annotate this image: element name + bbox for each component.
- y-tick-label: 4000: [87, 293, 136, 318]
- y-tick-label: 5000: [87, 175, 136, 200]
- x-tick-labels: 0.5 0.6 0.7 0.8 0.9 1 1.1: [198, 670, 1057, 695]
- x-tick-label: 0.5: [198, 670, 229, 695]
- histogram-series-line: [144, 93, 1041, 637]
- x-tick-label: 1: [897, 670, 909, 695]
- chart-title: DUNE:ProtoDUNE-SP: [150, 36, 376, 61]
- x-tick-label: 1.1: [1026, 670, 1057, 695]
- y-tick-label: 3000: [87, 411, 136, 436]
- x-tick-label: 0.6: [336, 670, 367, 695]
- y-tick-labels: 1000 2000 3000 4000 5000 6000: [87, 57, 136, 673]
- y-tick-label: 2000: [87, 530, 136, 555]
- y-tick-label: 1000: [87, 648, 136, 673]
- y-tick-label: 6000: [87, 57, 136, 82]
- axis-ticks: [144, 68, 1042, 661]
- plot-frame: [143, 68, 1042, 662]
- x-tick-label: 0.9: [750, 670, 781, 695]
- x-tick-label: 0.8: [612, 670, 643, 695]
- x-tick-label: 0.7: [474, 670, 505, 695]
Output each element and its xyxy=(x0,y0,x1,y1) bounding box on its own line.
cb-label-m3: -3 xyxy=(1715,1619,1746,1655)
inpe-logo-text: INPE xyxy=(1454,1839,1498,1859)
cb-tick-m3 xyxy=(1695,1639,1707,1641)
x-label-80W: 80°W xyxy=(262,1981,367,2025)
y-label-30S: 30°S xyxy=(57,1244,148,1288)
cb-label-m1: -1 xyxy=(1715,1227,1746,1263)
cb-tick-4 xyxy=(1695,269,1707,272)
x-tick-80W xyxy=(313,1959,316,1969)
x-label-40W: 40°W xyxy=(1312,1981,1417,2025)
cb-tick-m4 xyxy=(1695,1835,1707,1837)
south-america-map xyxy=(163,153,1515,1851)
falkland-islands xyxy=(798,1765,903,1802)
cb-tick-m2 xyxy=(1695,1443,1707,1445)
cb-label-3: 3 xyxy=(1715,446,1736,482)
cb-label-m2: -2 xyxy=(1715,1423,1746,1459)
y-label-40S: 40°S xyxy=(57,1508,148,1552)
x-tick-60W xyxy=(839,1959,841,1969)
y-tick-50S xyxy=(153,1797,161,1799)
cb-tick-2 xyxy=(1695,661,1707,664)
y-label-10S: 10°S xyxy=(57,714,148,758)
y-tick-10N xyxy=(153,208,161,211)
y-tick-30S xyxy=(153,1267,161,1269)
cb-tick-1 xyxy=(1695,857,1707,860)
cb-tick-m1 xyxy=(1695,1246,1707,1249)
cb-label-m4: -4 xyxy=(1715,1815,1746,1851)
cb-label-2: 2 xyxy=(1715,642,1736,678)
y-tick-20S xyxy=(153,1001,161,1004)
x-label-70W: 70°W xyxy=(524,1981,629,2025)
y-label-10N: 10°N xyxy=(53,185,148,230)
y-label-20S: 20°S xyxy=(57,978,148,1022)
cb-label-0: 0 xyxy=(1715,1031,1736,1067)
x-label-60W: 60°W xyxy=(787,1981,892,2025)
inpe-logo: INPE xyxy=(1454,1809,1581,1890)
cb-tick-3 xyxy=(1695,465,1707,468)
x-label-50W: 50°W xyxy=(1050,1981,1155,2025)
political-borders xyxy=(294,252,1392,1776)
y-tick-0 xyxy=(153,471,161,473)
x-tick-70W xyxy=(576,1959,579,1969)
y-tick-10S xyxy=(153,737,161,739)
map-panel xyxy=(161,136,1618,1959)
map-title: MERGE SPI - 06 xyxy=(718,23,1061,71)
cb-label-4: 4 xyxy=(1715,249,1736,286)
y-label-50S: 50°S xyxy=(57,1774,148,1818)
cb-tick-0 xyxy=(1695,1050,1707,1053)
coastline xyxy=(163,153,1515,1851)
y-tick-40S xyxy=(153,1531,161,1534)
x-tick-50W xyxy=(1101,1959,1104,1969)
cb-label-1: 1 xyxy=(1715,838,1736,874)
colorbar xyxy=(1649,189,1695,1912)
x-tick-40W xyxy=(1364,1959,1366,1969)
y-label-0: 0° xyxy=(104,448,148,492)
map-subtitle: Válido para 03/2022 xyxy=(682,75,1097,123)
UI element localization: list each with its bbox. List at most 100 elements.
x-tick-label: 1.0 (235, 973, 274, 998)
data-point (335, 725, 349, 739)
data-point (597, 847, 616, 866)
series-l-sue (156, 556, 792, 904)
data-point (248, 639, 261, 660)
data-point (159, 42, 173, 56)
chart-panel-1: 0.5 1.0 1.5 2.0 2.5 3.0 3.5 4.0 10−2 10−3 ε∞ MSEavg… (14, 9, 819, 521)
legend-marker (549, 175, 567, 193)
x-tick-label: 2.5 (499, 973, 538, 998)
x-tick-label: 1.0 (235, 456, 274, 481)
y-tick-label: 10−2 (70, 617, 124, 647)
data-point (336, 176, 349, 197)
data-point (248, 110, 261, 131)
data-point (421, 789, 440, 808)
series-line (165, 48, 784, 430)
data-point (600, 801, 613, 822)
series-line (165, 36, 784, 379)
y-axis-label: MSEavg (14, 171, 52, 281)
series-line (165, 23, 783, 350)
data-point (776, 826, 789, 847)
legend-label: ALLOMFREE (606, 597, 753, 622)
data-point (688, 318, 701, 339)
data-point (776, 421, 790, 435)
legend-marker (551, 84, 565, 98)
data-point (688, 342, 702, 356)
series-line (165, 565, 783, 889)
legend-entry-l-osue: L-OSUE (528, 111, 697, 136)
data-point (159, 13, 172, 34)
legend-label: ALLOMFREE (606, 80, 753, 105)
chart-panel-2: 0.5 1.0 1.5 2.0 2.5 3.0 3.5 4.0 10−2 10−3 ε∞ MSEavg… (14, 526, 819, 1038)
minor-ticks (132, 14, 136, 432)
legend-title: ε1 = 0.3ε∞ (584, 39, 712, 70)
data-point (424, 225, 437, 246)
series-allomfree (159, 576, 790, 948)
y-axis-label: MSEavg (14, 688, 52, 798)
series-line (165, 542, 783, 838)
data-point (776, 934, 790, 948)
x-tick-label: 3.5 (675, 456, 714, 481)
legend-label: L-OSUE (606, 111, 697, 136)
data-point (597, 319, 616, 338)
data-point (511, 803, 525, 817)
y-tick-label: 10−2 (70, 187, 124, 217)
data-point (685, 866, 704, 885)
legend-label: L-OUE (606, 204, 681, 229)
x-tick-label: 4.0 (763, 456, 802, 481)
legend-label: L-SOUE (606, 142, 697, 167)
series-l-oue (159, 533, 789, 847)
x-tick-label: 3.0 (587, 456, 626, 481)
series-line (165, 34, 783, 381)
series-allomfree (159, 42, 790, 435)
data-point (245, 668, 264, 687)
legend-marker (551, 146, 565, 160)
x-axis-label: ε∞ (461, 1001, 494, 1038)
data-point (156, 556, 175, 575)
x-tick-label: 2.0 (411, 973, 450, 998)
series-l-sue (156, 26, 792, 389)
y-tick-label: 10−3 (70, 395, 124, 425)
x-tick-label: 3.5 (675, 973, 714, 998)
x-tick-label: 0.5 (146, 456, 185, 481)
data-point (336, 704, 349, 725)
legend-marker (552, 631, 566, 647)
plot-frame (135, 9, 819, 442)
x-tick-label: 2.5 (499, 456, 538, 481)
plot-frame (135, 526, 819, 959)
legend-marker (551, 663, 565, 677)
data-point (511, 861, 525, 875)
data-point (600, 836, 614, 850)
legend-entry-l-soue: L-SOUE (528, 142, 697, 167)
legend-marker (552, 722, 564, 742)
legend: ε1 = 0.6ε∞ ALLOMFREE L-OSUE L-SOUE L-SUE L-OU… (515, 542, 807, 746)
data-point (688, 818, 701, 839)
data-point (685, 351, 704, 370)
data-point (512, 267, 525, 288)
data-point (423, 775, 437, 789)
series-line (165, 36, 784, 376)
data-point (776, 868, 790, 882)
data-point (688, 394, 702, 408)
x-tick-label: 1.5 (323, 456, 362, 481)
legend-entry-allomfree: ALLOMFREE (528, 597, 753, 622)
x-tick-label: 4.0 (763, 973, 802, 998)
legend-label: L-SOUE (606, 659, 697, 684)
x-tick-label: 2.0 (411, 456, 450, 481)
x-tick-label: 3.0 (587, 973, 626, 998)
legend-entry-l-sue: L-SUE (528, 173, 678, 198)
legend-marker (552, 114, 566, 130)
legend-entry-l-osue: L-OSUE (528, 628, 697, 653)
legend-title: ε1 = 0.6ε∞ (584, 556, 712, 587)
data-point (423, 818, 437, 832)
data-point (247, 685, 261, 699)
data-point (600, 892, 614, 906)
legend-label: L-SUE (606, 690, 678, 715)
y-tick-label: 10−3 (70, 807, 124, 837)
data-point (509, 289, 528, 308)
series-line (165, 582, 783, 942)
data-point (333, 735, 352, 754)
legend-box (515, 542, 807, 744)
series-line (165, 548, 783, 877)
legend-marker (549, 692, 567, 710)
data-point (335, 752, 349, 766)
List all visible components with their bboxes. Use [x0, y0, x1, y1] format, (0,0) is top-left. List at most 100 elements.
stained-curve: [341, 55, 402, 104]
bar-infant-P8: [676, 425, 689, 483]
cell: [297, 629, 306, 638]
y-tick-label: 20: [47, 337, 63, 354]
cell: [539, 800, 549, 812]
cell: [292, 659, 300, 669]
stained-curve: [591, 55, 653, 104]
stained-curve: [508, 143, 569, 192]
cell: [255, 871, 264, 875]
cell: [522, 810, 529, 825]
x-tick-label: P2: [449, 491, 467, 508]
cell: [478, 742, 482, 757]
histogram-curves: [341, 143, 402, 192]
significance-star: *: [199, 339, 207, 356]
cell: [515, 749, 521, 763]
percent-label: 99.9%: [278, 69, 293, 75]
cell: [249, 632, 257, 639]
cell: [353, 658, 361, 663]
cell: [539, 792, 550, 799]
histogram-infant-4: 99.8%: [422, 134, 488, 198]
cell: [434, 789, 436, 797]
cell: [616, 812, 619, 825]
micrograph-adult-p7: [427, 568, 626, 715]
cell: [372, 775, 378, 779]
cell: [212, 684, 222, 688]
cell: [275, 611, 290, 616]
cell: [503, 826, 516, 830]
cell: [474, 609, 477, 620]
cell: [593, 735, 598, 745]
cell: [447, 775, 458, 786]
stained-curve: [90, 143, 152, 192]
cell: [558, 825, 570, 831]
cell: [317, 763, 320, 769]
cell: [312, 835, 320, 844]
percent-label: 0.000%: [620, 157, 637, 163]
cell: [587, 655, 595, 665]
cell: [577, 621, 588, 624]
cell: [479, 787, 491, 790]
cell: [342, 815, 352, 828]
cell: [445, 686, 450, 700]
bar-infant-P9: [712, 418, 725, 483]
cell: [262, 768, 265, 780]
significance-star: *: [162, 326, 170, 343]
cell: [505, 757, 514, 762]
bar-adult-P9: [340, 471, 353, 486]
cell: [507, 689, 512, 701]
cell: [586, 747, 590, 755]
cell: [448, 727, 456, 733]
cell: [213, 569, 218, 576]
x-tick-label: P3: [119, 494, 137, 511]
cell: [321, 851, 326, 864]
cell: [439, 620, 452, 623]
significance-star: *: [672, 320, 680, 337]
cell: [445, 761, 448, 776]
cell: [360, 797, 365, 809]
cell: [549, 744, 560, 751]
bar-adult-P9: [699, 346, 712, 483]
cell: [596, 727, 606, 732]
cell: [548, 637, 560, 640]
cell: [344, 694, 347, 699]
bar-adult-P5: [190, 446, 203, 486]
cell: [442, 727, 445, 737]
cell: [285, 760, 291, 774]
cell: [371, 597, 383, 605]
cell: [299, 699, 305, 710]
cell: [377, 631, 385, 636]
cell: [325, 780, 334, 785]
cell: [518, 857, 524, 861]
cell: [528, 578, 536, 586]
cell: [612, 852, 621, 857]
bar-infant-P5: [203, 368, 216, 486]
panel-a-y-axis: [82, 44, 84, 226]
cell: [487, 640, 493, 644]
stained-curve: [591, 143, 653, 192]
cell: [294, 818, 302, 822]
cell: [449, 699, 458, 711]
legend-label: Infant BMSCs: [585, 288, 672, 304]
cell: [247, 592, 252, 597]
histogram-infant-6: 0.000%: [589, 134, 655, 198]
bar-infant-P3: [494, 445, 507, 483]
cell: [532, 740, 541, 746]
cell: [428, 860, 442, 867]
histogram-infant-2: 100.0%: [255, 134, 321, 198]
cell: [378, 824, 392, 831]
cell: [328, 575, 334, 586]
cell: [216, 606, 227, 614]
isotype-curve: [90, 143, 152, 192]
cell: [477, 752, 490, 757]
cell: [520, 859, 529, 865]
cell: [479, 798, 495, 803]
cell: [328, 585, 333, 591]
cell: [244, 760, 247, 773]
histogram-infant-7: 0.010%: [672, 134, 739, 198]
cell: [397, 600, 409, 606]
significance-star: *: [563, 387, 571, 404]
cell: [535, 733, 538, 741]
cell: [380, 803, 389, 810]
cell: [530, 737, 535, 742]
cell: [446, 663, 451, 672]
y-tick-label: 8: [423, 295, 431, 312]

============

### REQUIREMENTS
Format the records from their start through the line containing "- x-tick-label: 0.8: [612, 670, 643, 695]" as a Markdown table with the columns Row and Entry. Number each line in Row, put the line itself in Entry, and omit blank lines.

### SOLUTION TO THIS PROBLEM
| Row | Entry |
|---|---|
| 1 | annotate this image: element name + bbox for each component. |
| 2 | - y-tick-label: 4000: [87, 293, 136, 318] |
| 3 | - y-tick-label: 5000: [87, 175, 136, 200] |
| 4 | - x-tick-labels: 0.5 0.6 0.7 0.8 0.9 1 1.1: [198, 670, 1057, 695] |
| 5 | - x-tick-label: 0.5: [198, 670, 229, 695] |
| 6 | - histogram-series-line: [144, 93, 1041, 637] |
| 7 | - x-tick-label: 1: [897, 670, 909, 695] |
| 8 | - chart-title: DUNE:ProtoDUNE-SP: [150, 36, 376, 61] |
| 9 | - x-tick-label: 1.1: [1026, 670, 1057, 695] |
| 10 | - y-tick-label: 3000: [87, 411, 136, 436] |
| 11 | - x-tick-label: 0.6: [336, 670, 367, 695] |
| 12 | - y-tick-labels: 1000 2000 3000 4000 5000 6000: [87, 57, 136, 673] |
| 13 | - y-tick-label: 2000: [87, 530, 136, 555] |
| 14 | - y-tick-label: 1000: [87, 648, 136, 673] |
| 15 | - y-tick-label: 6000: [87, 57, 136, 82] |
| 16 | - axis-ticks: [144, 68, 1042, 661] |
| 17 | - plot-frame: [143, 68, 1042, 662] |
| 18 | - x-tick-label: 0.9: [750, 670, 781, 695] |
| 19 | - x-tick-label: 0.8: [612, 670, 643, 695] |